◆ **Your goal**
Reproduce every one of the records below line for line, leaving out the pictures.

(Items from a dataset)
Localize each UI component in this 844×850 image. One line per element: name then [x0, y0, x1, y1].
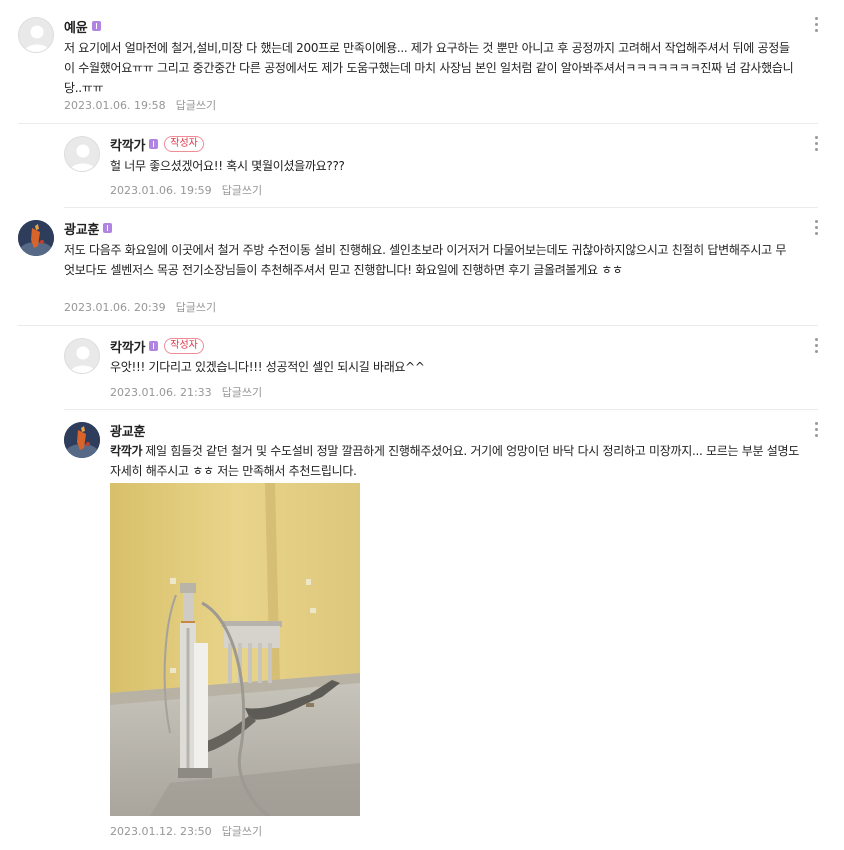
comment-text: 저 요기에서 얼마전에 철거,설비,미장 다 했는데 200프로 만족이에용..…: [64, 41, 794, 95]
reply-item: 칵깍가 작성자 우앗!!! 기다리고 있겠습니다!!! 성공적인 셀인 되시길 …: [64, 326, 818, 410]
level-1-icon: [149, 341, 159, 351]
comment-meta: 2023.01.12. 23:50 답글쓰기: [110, 823, 262, 839]
comment-date: 2023.01.06. 21:33: [110, 386, 212, 399]
more-vertical-icon[interactable]: [815, 136, 819, 152]
person-silhouette-icon: [24, 25, 50, 52]
comment-date: 2023.01.06. 19:58: [64, 99, 166, 112]
comment-meta: 2023.01.06. 19:59 답글쓰기: [110, 182, 262, 198]
comment-header: 광교훈: [64, 218, 113, 238]
user-photo-avatar[interactable]: [64, 422, 100, 458]
more-vertical-icon[interactable]: [815, 422, 819, 438]
more-vertical-icon[interactable]: [815, 220, 819, 236]
writer-badge: 작성자: [164, 136, 204, 152]
level-1-icon: [103, 223, 113, 233]
default-avatar[interactable]: [64, 136, 100, 172]
author-nickname[interactable]: 광교훈: [110, 421, 145, 440]
author-nickname[interactable]: 칵깍가: [110, 135, 145, 154]
default-avatar[interactable]: [64, 338, 100, 374]
reply-button[interactable]: 답글쓰기: [222, 825, 262, 838]
comment-meta: 2023.01.06. 20:39 답글쓰기: [64, 299, 216, 315]
level-1-icon: [149, 139, 159, 149]
comment-item: 예윤 저 요기에서 얼마전에 철거,설비,미장 다 했는데 200프로 만족이에…: [18, 0, 818, 124]
person-silhouette-icon: [70, 346, 96, 373]
comment-body: 제일 힘들것 같던 철거 및 수도설비 정말 깔끔하게 진행해주셨어요. 거기에…: [110, 444, 800, 478]
comment-header: 광교훈: [110, 420, 145, 440]
reply-item: 광교훈 칵깍가 제일 힘들것 같던 철거 및 수도설비 정말 깔끔하게 진행해주셨…: [64, 410, 818, 850]
author-nickname[interactable]: 칵깍가: [110, 337, 145, 356]
comment-item: 광교훈 저도 다음주 화요일에 이곳에서 철거 주방 수전이동 설비 진행해요.…: [18, 208, 818, 326]
reply-button[interactable]: 답글쓰기: [222, 386, 262, 399]
author-nickname[interactable]: 광교훈: [64, 219, 99, 238]
mention-nickname[interactable]: 칵깍가: [110, 444, 143, 458]
comment-date: 2023.01.06. 19:59: [110, 184, 212, 197]
comment-text: 헐 너무 좋으셨겠어요!! 혹시 몇월이셨을까요???: [110, 159, 345, 173]
profile-photo: [64, 422, 100, 458]
comment-header: 예윤: [64, 16, 101, 36]
person-silhouette-icon: [70, 144, 96, 171]
author-nickname[interactable]: 예윤: [64, 17, 88, 36]
default-avatar[interactable]: [18, 17, 54, 53]
comment-text: 우앗!!! 기다리고 있겠습니다!!! 성공적인 셀인 되시길 바래요^^: [110, 360, 425, 374]
comment-date: 2023.01.06. 20:39: [64, 301, 166, 314]
user-photo-avatar[interactable]: [18, 220, 54, 256]
comment-text: 저도 다음주 화요일에 이곳에서 철거 주방 수전이동 설비 진행해요. 셀인초…: [64, 243, 787, 277]
comment-meta: 2023.01.06. 19:58 답글쓰기: [64, 97, 216, 113]
comment-header: 칵깍가 작성자: [110, 336, 204, 356]
comment-date: 2023.01.12. 23:50: [110, 825, 212, 838]
plumbing-photo: [110, 483, 360, 816]
writer-badge: 작성자: [164, 338, 204, 354]
reply-button[interactable]: 답글쓰기: [222, 184, 262, 197]
comment-header: 칵깍가 작성자: [110, 134, 204, 154]
reply-item: 칵깍가 작성자 헐 너무 좋으셨겠어요!! 혹시 몇월이셨을까요??? 2023…: [64, 124, 818, 208]
attached-photo[interactable]: [110, 483, 360, 816]
more-vertical-icon[interactable]: [815, 17, 819, 33]
profile-photo: [18, 220, 54, 256]
level-1-icon: [91, 21, 101, 31]
reply-button[interactable]: 답글쓰기: [176, 99, 216, 112]
comment-meta: 2023.01.06. 21:33 답글쓰기: [110, 384, 262, 400]
more-vertical-icon[interactable]: [815, 338, 819, 354]
reply-button[interactable]: 답글쓰기: [176, 301, 216, 314]
comment-text: 칵깍가 제일 힘들것 같던 철거 및 수도설비 정말 깔끔하게 진행해주셨어요. …: [110, 441, 800, 481]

◆ **Complete answer**
Localize each UI component in this 844×850 image. One line per element: name then [x0, y0, x1, y1].
comment-text: 저 요기에서 얼마전에 철거,설비,미장 다 했는데 200프로 만족이에용..…: [64, 41, 794, 95]
reply-item: 칵깍가 작성자 우앗!!! 기다리고 있겠습니다!!! 성공적인 셀인 되시길 …: [64, 326, 818, 410]
level-1-icon: [149, 341, 159, 351]
comment-meta: 2023.01.12. 23:50 답글쓰기: [110, 823, 262, 839]
comment-date: 2023.01.06. 21:33: [110, 386, 212, 399]
more-vertical-icon[interactable]: [815, 136, 819, 152]
person-silhouette-icon: [24, 25, 50, 52]
comment-date: 2023.01.06. 19:58: [64, 99, 166, 112]
comment-meta: 2023.01.06. 19:59 답글쓰기: [110, 182, 262, 198]
comment-header: 광교훈: [64, 218, 113, 238]
user-photo-avatar[interactable]: [64, 422, 100, 458]
more-vertical-icon[interactable]: [815, 422, 819, 438]
more-vertical-icon[interactable]: [815, 220, 819, 236]
writer-badge: 작성자: [164, 136, 204, 152]
level-1-icon: [103, 223, 113, 233]
default-avatar[interactable]: [64, 136, 100, 172]
author-nickname[interactable]: 광교훈: [110, 421, 145, 440]
author-nickname[interactable]: 칵깍가: [110, 135, 145, 154]
default-avatar[interactable]: [64, 338, 100, 374]
reply-button[interactable]: 답글쓰기: [222, 825, 262, 838]
comment-meta: 2023.01.06. 20:39 답글쓰기: [64, 299, 216, 315]
level-1-icon: [149, 139, 159, 149]
comment-item: 예윤 저 요기에서 얼마전에 철거,설비,미장 다 했는데 200프로 만족이에…: [18, 0, 818, 124]
person-silhouette-icon: [70, 346, 96, 373]
comment-body: 제일 힘들것 같던 철거 및 수도설비 정말 깔끔하게 진행해주셨어요. 거기에…: [110, 444, 800, 478]
comment-header: 광교훈: [110, 420, 145, 440]
reply-item: 광교훈 칵깍가 제일 힘들것 같던 철거 및 수도설비 정말 깔끔하게 진행해주셨…: [64, 410, 818, 850]
author-nickname[interactable]: 칵깍가: [110, 337, 145, 356]
comment-item: 광교훈 저도 다음주 화요일에 이곳에서 철거 주방 수전이동 설비 진행해요.…: [18, 208, 818, 326]
reply-button[interactable]: 답글쓰기: [222, 386, 262, 399]
author-nickname[interactable]: 광교훈: [64, 219, 99, 238]
mention-nickname[interactable]: 칵깍가: [110, 444, 143, 458]
comment-date: 2023.01.06. 19:59: [110, 184, 212, 197]
comment-text: 헐 너무 좋으셨겠어요!! 혹시 몇월이셨을까요???: [110, 159, 345, 173]
profile-photo: [64, 422, 100, 458]
comment-header: 예윤: [64, 16, 101, 36]
person-silhouette-icon: [70, 144, 96, 171]
author-nickname[interactable]: 예윤: [64, 17, 88, 36]
default-avatar[interactable]: [18, 17, 54, 53]
comment-text: 우앗!!! 기다리고 있겠습니다!!! 성공적인 셀인 되시길 바래요^^: [110, 360, 425, 374]
comment-date: 2023.01.06. 20:39: [64, 301, 166, 314]
user-photo-avatar[interactable]: [18, 220, 54, 256]
comment-text: 저도 다음주 화요일에 이곳에서 철거 주방 수전이동 설비 진행해요. 셀인초…: [64, 243, 787, 277]
comment-meta: 2023.01.06. 19:58 답글쓰기: [64, 97, 216, 113]
comment-header: 칵깍가 작성자: [110, 336, 204, 356]
comment-date: 2023.01.12. 23:50: [110, 825, 212, 838]
plumbing-photo: [110, 483, 360, 816]
writer-badge: 작성자: [164, 338, 204, 354]
reply-button[interactable]: 답글쓰기: [222, 184, 262, 197]
comment-header: 칵깍가 작성자: [110, 134, 204, 154]
reply-item: 칵깍가 작성자 헐 너무 좋으셨겠어요!! 혹시 몇월이셨을까요??? 2023…: [64, 124, 818, 208]
attached-photo[interactable]: [110, 483, 360, 816]
more-vertical-icon[interactable]: [815, 17, 819, 33]
profile-photo: [18, 220, 54, 256]
level-1-icon: [91, 21, 101, 31]
reply-button[interactable]: 답글쓰기: [176, 99, 216, 112]
comment-meta: 2023.01.06. 21:33 답글쓰기: [110, 384, 262, 400]
more-vertical-icon[interactable]: [815, 338, 819, 354]
reply-button[interactable]: 답글쓰기: [176, 301, 216, 314]
comment-text: 칵깍가 제일 힘들것 같던 철거 및 수도설비 정말 깔끔하게 진행해주셨어요. …: [110, 441, 800, 481]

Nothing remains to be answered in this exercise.